Task directions — Take the line that has "Give me a plain-text" in it and every line after it to the end of the entries, and reproduce them exactly.

Provided records —
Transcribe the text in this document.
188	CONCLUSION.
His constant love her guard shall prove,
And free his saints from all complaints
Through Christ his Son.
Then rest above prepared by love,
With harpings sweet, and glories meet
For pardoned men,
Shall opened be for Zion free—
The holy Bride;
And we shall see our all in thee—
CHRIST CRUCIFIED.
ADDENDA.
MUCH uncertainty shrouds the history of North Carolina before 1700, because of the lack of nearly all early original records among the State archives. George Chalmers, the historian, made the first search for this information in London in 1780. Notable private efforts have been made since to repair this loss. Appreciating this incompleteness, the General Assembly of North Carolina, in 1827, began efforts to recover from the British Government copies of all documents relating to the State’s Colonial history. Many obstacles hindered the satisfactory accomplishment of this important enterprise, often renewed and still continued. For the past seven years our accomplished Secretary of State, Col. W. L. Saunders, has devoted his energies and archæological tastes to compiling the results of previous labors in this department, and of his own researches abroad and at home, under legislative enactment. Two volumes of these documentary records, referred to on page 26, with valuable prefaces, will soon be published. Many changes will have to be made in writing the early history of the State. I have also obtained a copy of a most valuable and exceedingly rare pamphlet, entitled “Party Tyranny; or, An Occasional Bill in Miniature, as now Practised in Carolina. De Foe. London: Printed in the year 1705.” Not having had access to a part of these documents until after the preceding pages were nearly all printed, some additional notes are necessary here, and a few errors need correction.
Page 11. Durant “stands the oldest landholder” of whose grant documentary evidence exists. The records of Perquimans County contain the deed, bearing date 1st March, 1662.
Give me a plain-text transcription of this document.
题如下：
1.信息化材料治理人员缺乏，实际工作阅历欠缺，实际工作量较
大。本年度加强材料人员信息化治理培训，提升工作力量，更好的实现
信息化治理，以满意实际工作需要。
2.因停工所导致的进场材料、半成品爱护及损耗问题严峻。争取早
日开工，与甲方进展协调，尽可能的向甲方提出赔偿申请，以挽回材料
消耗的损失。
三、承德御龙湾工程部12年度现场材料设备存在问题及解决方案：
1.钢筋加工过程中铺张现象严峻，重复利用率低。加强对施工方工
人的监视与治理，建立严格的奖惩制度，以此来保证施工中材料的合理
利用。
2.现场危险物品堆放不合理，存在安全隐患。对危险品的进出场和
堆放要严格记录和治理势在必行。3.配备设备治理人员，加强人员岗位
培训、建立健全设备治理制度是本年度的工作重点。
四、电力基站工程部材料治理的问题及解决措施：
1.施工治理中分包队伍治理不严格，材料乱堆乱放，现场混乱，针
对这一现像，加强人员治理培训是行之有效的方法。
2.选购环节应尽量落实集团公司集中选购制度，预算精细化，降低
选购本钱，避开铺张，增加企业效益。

Problem solution —
Give me a plain-text transcription of this document.
题如下：
1.信息化材料治理人员缺乏，实际工作阅历欠缺，实际工作量较
大。本年度加强材料人员信息化治理培训，提升工作力量，更好的实现
信息化治理，以满意实际工作需要。
2.因停工所导致的进场材料、半成品爱护及损耗问题严峻。争取早
日开工，与甲方进展协调，尽可能的向甲方提出赔偿申请，以挽回材料
消耗的损失。
三、承德御龙湾工程部12年度现场材料设备存在问题及解决方案：
1.钢筋加工过程中铺张现象严峻，重复利用率低。加强对施工方工
人的监视与治理，建立严格的奖惩制度，以此来保证施工中材料的合理
利用。
2.现场危险物品堆放不合理，存在安全隐患。对危险品的进出场和
堆放要严格记录和治理势在必行。3.配备设备治理人员，加强人员岗位
培训、建立健全设备治理制度是本年度的工作重点。
四、电力基站工程部材料治理的问题及解决措施：
1.施工治理中分包队伍治理不严格，材料乱堆乱放，现场混乱，针
对这一现像，加强人员治理培训是行之有效的方法。
2.选购环节应尽量落实集团公司集中选购制度，预算精细化，降低
选购本钱，避开铺张，增加企业效益。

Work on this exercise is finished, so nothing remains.